* START INPUT FOR THIS TASK *
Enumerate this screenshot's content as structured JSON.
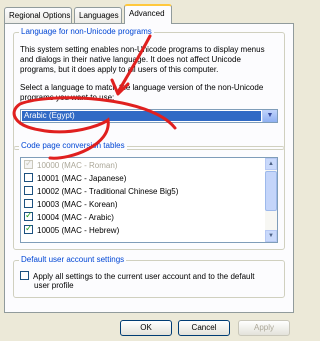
{
  "tabs": [
    {
      "label": "Regional Options"
    },
    {
      "label": "Languages"
    },
    {
      "label": "Advanced"
    }
  ],
  "nonunicode": {
    "legend": "Language for non-Unicode programs",
    "desc1": "This system setting enables non-Unicode programs to display menus",
    "desc2": "and dialogs in their native language. It does not affect Unicode",
    "desc3": "programs, but it does apply to all users of this computer.",
    "select_label1": "Select a language to match the language version of the non-Unicode",
    "select_label2": "programs you want to use:",
    "selected_language": "Arabic (Egypt)"
  },
  "codepages": {
    "legend": "Code page conversion tables",
    "items": [
      {
        "label": "10000 (MAC - Roman)",
        "checked": true,
        "disabled": true
      },
      {
        "label": "10001 (MAC - Japanese)",
        "checked": false,
        "disabled": false
      },
      {
        "label": "10002 (MAC - Traditional Chinese Big5)",
        "checked": false,
        "disabled": false
      },
      {
        "label": "10003 (MAC - Korean)",
        "checked": false,
        "disabled": false
      },
      {
        "label": "10004 (MAC - Arabic)",
        "checked": true,
        "disabled": false
      },
      {
        "label": "10005 (MAC - Hebrew)",
        "checked": true,
        "disabled": false
      }
    ]
  },
  "defaults": {
    "legend": "Default user account settings",
    "checkbox_line1": "Apply all settings to the current user account and to the default",
    "checkbox_line2": "user profile"
  },
  "buttons": {
    "ok": "OK",
    "cancel": "Cancel",
    "apply": "Apply"
  },
  "colors": {
    "annotation": "#e0201f",
    "selection": "#316ac5",
    "legend_text": "#0046d5"
  }
}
* END INPUT FOR THIS TASK *
SET TASK:
Give back each entry exactly as it appears, with no pictures.

ANSWER:
Enumerate this screenshot's content as structured JSON.
{
  "tabs": [
    {
      "label": "Regional Options"
    },
    {
      "label": "Languages"
    },
    {
      "label": "Advanced"
    }
  ],
  "nonunicode": {
    "legend": "Language for non-Unicode programs",
    "desc1": "This system setting enables non-Unicode programs to display menus",
    "desc2": "and dialogs in their native language. It does not affect Unicode",
    "desc3": "programs, but it does apply to all users of this computer.",
    "select_label1": "Select a language to match the language version of the non-Unicode",
    "select_label2": "programs you want to use:",
    "selected_language": "Arabic (Egypt)"
  },
  "codepages": {
    "legend": "Code page conversion tables",
    "items": [
      {
        "label": "10000 (MAC - Roman)",
        "checked": true,
        "disabled": true
      },
      {
        "label": "10001 (MAC - Japanese)",
        "checked": false,
        "disabled": false
      },
      {
        "label": "10002 (MAC - Traditional Chinese Big5)",
        "checked": false,
        "disabled": false
      },
      {
        "label": "10003 (MAC - Korean)",
        "checked": false,
        "disabled": false
      },
      {
        "label": "10004 (MAC - Arabic)",
        "checked": true,
        "disabled": false
      },
      {
        "label": "10005 (MAC - Hebrew)",
        "checked": true,
        "disabled": false
      }
    ]
  },
  "defaults": {
    "legend": "Default user account settings",
    "checkbox_line1": "Apply all settings to the current user account and to the default",
    "checkbox_line2": "user profile"
  },
  "buttons": {
    "ok": "OK",
    "cancel": "Cancel",
    "apply": "Apply"
  },
  "colors": {
    "annotation": "#e0201f",
    "selection": "#316ac5",
    "legend_text": "#0046d5"
  }
}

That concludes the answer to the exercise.